== DESCRIPTION OF THE TASK ==
Find the lines of data that contain the string "this", then list them.

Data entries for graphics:
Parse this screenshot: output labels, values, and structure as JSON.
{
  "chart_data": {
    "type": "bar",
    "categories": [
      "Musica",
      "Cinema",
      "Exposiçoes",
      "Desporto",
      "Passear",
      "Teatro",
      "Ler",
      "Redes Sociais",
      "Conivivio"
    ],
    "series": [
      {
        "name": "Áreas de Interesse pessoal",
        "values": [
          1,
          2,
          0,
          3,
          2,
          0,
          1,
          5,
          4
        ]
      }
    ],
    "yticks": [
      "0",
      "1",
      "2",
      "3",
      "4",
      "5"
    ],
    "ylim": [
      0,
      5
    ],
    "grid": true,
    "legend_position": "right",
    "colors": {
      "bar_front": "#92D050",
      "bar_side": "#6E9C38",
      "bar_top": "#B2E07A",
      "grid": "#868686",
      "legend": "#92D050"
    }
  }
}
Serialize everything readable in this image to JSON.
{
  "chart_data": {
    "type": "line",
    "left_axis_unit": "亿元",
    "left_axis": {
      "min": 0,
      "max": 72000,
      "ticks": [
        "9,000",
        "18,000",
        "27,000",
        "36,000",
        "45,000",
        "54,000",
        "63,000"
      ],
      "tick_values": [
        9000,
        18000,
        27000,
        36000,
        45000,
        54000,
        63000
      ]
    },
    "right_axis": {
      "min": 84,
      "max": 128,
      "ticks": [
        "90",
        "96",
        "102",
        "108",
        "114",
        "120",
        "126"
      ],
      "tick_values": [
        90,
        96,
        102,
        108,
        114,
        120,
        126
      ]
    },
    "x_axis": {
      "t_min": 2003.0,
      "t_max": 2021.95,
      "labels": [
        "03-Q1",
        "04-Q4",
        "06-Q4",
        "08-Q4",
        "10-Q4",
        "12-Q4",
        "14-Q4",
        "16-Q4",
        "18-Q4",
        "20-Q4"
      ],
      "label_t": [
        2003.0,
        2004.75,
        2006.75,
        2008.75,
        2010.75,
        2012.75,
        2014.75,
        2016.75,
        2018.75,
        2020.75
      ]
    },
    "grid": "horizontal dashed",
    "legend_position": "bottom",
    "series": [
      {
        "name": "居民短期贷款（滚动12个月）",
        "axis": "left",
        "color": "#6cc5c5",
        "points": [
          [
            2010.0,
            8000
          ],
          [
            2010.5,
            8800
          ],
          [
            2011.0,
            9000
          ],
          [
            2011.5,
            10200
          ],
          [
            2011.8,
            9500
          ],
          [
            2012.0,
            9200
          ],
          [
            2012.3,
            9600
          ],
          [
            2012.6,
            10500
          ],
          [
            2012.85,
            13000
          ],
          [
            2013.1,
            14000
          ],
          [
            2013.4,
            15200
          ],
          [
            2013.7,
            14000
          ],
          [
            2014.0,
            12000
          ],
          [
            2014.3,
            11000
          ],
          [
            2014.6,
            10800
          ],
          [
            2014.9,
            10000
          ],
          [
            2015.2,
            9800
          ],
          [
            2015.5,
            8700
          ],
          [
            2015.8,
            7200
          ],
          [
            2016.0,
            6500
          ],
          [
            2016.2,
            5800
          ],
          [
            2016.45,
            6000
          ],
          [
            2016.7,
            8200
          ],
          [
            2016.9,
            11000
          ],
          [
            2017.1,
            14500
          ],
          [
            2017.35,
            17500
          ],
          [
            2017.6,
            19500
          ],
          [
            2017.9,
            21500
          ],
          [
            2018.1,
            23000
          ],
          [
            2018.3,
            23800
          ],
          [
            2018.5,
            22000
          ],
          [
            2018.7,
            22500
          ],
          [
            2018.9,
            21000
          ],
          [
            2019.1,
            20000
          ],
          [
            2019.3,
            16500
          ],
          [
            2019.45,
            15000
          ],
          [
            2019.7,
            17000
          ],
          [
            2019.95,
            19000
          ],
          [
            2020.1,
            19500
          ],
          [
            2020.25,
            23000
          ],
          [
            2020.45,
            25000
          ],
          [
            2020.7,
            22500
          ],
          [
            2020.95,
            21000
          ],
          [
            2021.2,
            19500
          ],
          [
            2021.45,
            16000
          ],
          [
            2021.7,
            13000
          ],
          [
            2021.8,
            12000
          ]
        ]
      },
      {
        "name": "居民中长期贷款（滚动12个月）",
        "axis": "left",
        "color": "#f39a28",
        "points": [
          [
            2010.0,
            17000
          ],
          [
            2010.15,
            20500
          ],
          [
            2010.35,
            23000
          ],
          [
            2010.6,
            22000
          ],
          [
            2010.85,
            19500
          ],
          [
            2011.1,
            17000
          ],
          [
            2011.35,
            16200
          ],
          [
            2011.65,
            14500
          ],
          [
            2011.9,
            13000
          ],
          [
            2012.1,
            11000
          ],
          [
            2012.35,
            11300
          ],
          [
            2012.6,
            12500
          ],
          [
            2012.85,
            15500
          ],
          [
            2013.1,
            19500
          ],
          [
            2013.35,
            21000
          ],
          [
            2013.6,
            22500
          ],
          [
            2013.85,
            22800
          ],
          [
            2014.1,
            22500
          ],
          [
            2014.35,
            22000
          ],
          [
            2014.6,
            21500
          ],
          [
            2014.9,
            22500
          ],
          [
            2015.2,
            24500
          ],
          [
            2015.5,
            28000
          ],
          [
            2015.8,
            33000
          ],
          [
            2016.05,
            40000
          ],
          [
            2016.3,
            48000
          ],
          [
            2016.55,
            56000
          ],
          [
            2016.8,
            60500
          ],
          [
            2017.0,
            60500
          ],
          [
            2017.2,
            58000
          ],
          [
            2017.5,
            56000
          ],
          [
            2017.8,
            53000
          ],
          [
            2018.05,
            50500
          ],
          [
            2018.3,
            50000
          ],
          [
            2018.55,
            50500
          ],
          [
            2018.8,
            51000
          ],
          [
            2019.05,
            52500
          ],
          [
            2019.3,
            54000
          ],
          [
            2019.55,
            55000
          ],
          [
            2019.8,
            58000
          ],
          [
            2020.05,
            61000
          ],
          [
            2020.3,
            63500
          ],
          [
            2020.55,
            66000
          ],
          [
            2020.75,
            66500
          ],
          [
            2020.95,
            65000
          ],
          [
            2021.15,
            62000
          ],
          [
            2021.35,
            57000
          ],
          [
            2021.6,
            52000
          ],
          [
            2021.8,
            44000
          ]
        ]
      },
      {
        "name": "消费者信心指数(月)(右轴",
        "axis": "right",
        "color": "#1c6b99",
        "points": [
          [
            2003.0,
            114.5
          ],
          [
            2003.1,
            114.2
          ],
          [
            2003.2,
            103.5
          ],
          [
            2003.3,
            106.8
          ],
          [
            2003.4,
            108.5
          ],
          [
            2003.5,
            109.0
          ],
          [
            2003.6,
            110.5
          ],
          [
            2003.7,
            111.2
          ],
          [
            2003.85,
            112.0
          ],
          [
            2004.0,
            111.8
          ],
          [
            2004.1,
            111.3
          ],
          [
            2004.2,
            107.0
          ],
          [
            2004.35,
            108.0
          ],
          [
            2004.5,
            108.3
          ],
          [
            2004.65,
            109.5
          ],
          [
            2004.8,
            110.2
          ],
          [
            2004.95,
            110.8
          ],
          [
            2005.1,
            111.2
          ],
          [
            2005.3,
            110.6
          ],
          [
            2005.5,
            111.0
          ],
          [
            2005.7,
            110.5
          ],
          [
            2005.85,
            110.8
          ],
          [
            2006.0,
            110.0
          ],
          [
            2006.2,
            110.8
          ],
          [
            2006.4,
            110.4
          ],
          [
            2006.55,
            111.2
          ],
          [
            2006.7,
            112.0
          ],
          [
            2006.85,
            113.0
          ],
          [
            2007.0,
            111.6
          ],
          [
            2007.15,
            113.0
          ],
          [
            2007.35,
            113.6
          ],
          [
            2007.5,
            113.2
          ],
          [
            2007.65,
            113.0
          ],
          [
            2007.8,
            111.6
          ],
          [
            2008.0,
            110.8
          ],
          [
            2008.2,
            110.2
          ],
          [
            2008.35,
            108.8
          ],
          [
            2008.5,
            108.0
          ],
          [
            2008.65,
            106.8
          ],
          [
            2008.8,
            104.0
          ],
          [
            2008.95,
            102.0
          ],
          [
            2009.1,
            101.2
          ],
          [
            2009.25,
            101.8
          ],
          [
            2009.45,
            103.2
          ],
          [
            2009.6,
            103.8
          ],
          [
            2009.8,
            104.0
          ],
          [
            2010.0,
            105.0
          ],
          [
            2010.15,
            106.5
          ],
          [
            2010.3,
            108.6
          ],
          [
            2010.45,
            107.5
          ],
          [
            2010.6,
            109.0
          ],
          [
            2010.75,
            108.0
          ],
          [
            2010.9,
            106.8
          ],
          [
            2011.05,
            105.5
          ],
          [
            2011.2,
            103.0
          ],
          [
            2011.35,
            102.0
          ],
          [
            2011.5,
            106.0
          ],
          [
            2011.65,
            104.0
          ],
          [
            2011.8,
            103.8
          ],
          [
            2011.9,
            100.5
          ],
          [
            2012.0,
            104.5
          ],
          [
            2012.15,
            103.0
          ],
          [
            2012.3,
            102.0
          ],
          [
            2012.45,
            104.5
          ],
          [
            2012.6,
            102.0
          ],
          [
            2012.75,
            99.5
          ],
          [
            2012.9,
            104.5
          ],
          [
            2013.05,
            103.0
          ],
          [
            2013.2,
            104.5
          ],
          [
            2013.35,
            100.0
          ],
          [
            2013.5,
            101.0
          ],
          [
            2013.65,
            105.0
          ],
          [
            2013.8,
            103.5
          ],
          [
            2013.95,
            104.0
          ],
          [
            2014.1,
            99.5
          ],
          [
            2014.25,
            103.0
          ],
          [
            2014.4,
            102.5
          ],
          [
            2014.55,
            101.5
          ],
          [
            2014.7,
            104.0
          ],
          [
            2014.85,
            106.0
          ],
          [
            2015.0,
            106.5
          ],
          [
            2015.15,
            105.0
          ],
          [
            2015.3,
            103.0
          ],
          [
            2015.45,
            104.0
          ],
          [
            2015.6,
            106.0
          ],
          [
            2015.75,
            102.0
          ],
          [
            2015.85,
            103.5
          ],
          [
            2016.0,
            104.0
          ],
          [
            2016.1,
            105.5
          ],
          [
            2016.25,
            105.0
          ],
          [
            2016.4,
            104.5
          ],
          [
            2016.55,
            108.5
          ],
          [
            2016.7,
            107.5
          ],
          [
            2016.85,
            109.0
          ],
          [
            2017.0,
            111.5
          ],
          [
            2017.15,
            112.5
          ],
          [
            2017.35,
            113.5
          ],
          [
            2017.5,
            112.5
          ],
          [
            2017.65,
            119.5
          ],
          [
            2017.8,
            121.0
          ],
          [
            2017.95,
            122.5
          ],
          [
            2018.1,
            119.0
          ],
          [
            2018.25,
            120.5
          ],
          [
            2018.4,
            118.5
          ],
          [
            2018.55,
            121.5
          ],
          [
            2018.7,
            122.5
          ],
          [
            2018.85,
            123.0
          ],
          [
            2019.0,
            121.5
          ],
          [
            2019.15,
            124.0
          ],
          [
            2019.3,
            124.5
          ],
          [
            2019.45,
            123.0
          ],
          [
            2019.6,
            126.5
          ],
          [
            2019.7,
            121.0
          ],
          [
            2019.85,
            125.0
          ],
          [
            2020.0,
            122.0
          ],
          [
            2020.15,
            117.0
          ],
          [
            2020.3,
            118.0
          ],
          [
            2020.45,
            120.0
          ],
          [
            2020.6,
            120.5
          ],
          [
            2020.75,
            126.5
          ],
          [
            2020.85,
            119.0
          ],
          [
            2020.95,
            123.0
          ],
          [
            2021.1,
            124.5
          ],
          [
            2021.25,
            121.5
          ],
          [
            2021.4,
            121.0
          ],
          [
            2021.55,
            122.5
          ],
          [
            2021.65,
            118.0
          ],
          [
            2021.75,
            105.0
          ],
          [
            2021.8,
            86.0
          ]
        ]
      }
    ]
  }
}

== EXERCISE ANSWER ==
Parse this screenshot: output labels, values, and structure as JSON.
Serialize everything readable in this image to JSON.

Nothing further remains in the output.